◆ Given records:
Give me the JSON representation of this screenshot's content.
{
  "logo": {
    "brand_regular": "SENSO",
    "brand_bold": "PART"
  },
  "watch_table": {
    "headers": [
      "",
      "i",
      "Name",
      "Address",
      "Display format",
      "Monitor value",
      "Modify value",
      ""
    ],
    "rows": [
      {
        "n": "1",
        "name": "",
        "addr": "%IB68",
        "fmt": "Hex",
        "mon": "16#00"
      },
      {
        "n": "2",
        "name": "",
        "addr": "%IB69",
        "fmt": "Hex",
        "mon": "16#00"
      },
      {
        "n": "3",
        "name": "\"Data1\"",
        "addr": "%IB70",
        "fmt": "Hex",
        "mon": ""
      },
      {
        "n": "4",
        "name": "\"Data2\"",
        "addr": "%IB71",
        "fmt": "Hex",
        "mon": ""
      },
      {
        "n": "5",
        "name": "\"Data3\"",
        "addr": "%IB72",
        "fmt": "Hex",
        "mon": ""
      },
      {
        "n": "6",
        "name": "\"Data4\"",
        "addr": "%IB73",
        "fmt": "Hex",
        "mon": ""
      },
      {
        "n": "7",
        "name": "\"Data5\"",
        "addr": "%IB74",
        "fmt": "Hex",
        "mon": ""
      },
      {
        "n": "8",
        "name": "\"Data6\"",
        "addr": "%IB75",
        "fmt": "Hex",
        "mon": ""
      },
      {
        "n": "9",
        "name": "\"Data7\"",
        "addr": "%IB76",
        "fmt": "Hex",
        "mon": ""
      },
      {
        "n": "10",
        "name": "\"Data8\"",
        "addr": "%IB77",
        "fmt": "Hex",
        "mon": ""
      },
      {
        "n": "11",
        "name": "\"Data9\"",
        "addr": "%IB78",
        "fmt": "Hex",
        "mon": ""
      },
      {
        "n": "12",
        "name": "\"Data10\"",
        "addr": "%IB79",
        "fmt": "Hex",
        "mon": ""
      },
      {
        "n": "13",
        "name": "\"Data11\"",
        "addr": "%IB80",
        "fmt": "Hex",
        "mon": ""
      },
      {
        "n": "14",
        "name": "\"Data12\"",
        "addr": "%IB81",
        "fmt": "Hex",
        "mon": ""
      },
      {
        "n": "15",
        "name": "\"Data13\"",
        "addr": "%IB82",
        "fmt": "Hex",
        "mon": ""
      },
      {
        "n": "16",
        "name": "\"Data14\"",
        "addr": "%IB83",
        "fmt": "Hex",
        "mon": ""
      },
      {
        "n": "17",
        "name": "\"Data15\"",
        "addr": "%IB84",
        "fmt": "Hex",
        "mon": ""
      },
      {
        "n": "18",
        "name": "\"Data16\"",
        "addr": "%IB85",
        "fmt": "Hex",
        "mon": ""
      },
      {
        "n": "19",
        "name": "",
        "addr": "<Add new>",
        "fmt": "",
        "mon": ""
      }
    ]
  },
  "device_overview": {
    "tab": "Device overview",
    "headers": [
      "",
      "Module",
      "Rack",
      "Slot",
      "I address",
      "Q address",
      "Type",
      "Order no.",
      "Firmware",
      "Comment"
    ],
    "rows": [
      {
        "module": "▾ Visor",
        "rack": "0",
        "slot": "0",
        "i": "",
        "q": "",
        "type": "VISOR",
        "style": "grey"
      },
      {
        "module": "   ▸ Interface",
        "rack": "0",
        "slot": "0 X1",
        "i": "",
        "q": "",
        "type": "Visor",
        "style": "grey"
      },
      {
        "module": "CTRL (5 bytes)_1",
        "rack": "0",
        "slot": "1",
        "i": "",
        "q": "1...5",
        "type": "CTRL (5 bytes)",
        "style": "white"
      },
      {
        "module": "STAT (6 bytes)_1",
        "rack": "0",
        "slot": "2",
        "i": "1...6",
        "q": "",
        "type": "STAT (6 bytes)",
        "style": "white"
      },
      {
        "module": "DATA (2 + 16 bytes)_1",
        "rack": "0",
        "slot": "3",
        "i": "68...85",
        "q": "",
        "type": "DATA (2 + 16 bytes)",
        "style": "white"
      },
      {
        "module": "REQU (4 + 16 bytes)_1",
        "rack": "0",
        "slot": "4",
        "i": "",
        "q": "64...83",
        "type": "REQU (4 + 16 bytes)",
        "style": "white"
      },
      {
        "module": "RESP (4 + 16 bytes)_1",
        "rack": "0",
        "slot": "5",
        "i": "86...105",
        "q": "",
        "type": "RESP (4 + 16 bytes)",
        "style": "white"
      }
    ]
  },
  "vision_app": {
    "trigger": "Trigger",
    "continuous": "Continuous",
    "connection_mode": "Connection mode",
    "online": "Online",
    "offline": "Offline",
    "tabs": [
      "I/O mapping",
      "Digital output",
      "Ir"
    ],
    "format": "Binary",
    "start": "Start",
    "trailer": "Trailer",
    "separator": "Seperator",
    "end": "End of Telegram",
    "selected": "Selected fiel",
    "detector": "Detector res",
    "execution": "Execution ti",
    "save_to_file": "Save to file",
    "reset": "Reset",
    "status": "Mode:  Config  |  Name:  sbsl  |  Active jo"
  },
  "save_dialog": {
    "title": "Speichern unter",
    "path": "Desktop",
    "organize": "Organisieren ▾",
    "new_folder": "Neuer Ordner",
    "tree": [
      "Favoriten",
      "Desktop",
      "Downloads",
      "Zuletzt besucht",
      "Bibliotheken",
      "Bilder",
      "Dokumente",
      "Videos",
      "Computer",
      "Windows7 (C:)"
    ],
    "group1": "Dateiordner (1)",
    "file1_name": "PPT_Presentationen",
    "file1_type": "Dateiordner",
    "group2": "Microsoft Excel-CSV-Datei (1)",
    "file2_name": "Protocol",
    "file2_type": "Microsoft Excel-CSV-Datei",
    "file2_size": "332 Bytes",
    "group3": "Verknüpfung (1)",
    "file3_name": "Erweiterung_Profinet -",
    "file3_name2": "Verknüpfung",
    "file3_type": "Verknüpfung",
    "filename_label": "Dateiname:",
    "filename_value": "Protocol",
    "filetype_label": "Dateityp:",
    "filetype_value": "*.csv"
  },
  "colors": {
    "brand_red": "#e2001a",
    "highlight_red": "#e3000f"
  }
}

◆ Problem details: Select all lines with the word "REQU" from the entries above.

◆ Result of the task:
        "module": "REQU (4 + 16 bytes)_1",
        "type": "REQU (4 + 16 bytes)",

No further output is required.